Requirements: Give the count of lines holding the string "Castilla" and nothing else.

--- BEGIN ---

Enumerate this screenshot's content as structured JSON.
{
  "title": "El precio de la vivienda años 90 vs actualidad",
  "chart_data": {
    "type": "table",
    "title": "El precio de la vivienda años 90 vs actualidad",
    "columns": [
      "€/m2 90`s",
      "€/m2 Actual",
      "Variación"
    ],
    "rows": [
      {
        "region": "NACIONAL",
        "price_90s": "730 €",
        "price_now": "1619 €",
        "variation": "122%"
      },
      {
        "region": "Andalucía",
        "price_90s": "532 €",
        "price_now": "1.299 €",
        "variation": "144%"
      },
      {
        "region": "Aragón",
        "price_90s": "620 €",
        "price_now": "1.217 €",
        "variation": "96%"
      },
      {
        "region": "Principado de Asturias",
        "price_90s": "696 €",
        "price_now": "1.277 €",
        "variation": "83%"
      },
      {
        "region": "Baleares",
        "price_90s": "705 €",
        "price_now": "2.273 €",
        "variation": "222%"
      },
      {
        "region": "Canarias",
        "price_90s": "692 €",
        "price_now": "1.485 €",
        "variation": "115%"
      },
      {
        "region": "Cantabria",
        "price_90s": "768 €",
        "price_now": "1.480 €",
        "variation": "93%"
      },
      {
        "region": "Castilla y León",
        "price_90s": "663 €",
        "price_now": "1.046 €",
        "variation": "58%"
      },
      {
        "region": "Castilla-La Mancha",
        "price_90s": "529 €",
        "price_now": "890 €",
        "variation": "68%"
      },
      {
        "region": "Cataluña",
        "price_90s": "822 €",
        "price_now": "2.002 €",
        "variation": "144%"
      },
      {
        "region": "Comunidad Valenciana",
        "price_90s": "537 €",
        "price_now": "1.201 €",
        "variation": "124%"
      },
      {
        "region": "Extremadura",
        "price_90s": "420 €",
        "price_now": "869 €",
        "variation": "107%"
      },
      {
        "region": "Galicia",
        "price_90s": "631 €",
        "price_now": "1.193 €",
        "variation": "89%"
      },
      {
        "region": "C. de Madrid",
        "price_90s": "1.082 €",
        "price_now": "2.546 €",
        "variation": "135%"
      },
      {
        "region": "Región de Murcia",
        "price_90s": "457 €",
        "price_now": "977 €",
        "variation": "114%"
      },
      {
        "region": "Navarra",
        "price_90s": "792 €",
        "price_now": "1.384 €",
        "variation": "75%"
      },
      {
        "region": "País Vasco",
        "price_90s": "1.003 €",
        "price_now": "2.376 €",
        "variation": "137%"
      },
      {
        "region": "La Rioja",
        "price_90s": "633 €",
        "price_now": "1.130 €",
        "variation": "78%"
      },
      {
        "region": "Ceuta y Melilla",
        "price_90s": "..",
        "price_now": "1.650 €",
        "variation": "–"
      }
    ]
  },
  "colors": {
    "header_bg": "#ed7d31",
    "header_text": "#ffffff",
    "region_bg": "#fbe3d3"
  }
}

--- END ---

Complete response: 2